● WORK TO COMPLETE: Convert the lines of all the entries below into a numbered list, omitting any blank lines.
···
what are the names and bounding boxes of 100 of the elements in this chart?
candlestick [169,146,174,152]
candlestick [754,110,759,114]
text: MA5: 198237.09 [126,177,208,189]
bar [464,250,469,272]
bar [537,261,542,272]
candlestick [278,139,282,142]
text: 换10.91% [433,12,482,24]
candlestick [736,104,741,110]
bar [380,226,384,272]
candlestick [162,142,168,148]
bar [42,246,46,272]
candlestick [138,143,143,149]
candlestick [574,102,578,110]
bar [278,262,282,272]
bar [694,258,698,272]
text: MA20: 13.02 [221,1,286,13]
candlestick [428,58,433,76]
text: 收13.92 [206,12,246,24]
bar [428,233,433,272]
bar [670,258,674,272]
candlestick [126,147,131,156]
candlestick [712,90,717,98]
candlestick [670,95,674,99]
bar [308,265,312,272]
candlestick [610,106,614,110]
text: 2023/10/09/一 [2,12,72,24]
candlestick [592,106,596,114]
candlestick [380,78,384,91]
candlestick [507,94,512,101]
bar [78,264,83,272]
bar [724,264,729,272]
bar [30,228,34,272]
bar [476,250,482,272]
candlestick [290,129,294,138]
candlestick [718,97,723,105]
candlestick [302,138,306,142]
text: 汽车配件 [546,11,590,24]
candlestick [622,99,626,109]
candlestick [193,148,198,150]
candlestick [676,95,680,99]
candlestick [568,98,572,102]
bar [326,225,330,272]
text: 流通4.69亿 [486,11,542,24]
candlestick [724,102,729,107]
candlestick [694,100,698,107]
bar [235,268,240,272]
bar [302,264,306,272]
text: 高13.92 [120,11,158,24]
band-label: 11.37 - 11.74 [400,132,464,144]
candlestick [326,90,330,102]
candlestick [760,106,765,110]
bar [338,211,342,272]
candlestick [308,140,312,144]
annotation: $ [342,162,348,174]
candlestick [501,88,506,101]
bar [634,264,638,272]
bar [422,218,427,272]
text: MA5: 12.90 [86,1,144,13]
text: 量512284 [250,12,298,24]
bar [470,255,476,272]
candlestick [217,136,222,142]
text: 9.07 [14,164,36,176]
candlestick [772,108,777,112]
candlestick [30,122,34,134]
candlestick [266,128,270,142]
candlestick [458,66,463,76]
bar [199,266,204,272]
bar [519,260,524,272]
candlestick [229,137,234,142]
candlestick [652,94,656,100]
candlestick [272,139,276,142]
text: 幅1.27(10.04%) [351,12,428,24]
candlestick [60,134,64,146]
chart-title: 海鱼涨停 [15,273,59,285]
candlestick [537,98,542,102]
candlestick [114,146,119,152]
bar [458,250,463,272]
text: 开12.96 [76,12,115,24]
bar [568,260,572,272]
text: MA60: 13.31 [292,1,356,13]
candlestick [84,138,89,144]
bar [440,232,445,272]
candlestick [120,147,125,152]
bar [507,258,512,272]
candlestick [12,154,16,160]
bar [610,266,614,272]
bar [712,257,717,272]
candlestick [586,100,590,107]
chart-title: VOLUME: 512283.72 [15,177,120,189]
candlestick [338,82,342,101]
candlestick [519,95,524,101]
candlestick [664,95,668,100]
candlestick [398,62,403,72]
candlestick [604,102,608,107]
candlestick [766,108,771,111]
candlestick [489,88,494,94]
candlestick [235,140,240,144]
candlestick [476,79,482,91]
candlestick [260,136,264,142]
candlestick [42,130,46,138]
···
● EXPECTED ANSWER:
1. what are the names and bounding boxes of 100 of the elements in this chart?
2. candlestick [169,146,174,152]
3. candlestick [754,110,759,114]
4. text: MA5: 198237.09 [126,177,208,189]
5. bar [464,250,469,272]
6. bar [537,261,542,272]
7. candlestick [278,139,282,142]
8. text: 换10.91% [433,12,482,24]
9. candlestick [736,104,741,110]
10. bar [380,226,384,272]
11. candlestick [162,142,168,148]
12. bar [42,246,46,272]
13. candlestick [138,143,143,149]
14. candlestick [574,102,578,110]
15. bar [278,262,282,272]
16. bar [694,258,698,272]
17. text: MA20: 13.02 [221,1,286,13]
18. candlestick [428,58,433,76]
19. text: 收13.92 [206,12,246,24]
20. bar [428,233,433,272]
21. bar [670,258,674,272]
22. candlestick [126,147,131,156]
23. candlestick [712,90,717,98]
24. candlestick [670,95,674,99]
25. bar [308,265,312,272]
26. candlestick [610,106,614,110]
27. text: 2023/10/09/一 [2,12,72,24]
28. candlestick [592,106,596,114]
29. candlestick [380,78,384,91]
30. candlestick [507,94,512,101]
31. bar [78,264,83,272]
32. bar [724,264,729,272]
33. bar [30,228,34,272]
34. bar [476,250,482,272]
35. candlestick [290,129,294,138]
36. candlestick [718,97,723,105]
37. candlestick [302,138,306,142]
38. text: 汽车配件 [546,11,590,24]
39. candlestick [622,99,626,109]
40. candlestick [193,148,198,150]
41. candlestick [676,95,680,99]
42. candlestick [568,98,572,102]
43. bar [326,225,330,272]
44. text: 流通4.69亿 [486,11,542,24]
45. candlestick [724,102,729,107]
46. candlestick [694,100,698,107]
47. bar [235,268,240,272]
48. bar [302,264,306,272]
49. text: 高13.92 [120,11,158,24]
50. band-label: 11.37 - 11.74 [400,132,464,144]
51. candlestick [326,90,330,102]
52. candlestick [760,106,765,110]
53. bar [338,211,342,272]
54. candlestick [308,140,312,144]
55. annotation: $ [342,162,348,174]
56. candlestick [501,88,506,101]
57. bar [634,264,638,272]
58. bar [422,218,427,272]
59. text: MA5: 12.90 [86,1,144,13]
60. text: 量512284 [250,12,298,24]
61. bar [470,255,476,272]
62. candlestick [217,136,222,142]
63. text: 9.07 [14,164,36,176]
64. candlestick [772,108,777,112]
65. candlestick [30,122,34,134]
66. candlestick [266,128,270,142]
67. candlestick [458,66,463,76]
68. bar [199,266,204,272]
69. bar [519,260,524,272]
70. candlestick [229,137,234,142]
71. candlestick [652,94,656,100]
72. candlestick [272,139,276,142]
73. text: 幅1.27(10.04%) [351,12,428,24]
74. candlestick [60,134,64,146]
75. chart-title: 海鱼涨停 [15,273,59,285]
76. candlestick [537,98,542,102]
77. candlestick [114,146,119,152]
78. bar [458,250,463,272]
79. text: 开12.96 [76,12,115,24]
80. bar [568,260,572,272]
81. text: MA60: 13.31 [292,1,356,13]
82. candlestick [84,138,89,144]
83. bar [440,232,445,272]
84. candlestick [120,147,125,152]
85. bar [507,258,512,272]
86. candlestick [12,154,16,160]
87. bar [610,266,614,272]
88. bar [712,257,717,272]
89. candlestick [586,100,590,107]
90. chart-title: VOLUME: 512283.72 [15,177,120,189]
91. candlestick [338,82,342,101]
92. candlestick [519,95,524,101]
93. candlestick [664,95,668,100]
94. candlestick [398,62,403,72]
95. candlestick [604,102,608,107]
96. candlestick [766,108,771,111]
97. candlestick [489,88,494,94]
98. candlestick [235,140,240,144]
99. candlestick [476,79,482,91]
100. candlestick [260,136,264,142]
101. candlestick [42,130,46,138]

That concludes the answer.